* [AIM]: Count the lines in the listing below that contain the string "title", treating case as significant. Give only the number.

[Records from a dataset]
+---+
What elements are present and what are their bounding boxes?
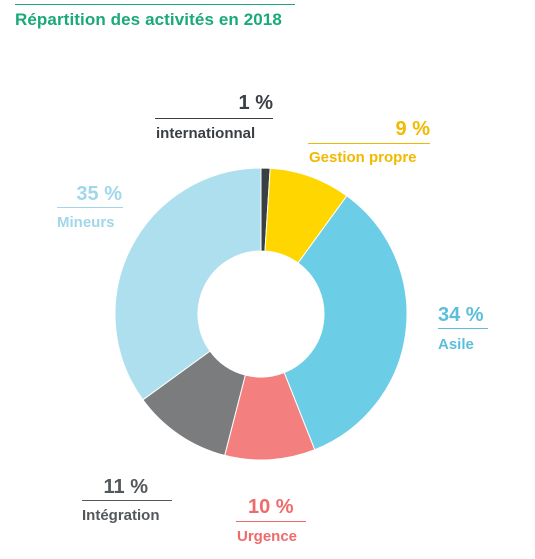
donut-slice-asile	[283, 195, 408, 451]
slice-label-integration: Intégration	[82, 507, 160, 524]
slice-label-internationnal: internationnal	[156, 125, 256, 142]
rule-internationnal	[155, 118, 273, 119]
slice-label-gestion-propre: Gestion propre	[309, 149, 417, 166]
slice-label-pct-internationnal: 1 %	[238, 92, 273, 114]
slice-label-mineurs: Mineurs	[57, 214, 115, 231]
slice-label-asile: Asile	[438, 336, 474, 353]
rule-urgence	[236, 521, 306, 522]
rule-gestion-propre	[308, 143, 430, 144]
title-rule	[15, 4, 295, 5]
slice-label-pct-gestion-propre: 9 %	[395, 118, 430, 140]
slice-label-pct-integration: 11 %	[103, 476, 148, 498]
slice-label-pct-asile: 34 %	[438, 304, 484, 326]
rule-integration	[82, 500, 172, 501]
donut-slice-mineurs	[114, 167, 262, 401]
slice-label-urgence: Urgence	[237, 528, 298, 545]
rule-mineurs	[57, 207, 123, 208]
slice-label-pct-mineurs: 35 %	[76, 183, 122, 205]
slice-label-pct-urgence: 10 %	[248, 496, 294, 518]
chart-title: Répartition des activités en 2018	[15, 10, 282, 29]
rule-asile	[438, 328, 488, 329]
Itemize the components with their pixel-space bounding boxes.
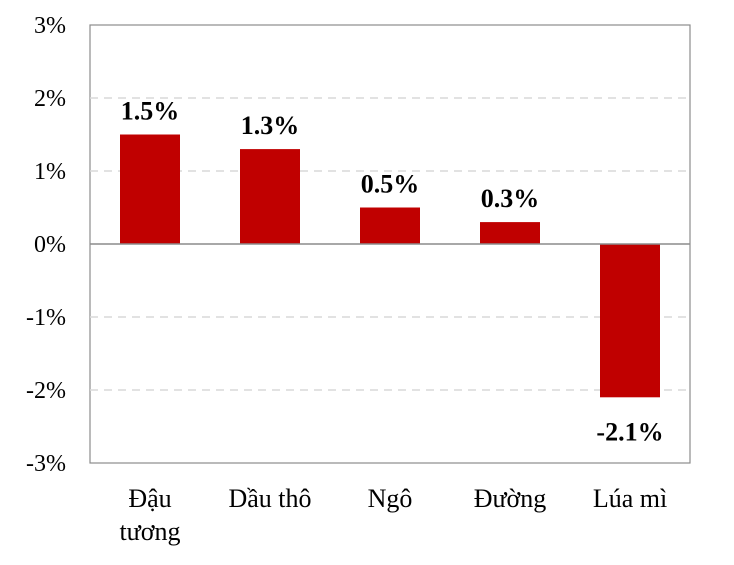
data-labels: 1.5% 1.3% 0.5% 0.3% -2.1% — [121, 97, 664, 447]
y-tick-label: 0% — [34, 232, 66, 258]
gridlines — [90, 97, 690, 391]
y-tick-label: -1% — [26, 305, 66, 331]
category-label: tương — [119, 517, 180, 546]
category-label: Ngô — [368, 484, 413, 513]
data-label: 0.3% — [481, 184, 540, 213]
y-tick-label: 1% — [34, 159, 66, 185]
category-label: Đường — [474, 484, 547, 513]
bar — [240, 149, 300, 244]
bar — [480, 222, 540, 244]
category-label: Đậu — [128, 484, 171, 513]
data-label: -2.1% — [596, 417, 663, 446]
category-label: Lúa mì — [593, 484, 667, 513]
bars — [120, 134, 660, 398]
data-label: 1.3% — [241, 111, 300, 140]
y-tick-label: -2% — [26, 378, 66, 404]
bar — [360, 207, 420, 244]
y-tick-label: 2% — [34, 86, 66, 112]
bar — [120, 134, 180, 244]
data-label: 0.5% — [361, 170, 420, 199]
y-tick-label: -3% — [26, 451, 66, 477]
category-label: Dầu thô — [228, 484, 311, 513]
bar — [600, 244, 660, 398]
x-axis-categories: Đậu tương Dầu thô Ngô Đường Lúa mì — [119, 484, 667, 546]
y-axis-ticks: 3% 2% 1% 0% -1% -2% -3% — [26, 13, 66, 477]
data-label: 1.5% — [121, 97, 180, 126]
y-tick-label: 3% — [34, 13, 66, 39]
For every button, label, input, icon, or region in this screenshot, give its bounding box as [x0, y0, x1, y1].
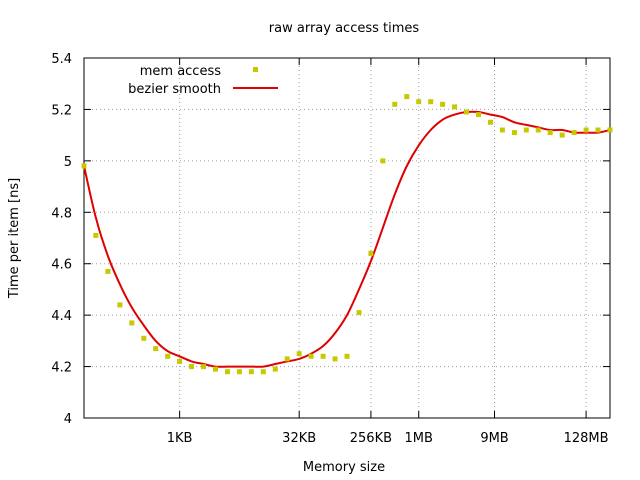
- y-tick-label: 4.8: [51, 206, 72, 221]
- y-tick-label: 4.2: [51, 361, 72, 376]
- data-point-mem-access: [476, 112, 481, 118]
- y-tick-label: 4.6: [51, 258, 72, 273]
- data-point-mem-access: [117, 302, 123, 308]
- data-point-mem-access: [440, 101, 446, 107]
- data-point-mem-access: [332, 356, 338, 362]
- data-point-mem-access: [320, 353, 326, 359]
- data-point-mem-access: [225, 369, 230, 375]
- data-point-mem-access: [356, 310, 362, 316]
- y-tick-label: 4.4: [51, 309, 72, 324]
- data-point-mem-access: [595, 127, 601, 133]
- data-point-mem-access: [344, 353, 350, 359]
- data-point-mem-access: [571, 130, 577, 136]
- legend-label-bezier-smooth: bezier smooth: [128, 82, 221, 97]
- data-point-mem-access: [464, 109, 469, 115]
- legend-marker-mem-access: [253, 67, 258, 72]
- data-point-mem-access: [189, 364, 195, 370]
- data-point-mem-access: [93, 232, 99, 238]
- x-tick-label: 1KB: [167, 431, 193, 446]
+---+
* [PROBLEM SOLUTION]: 2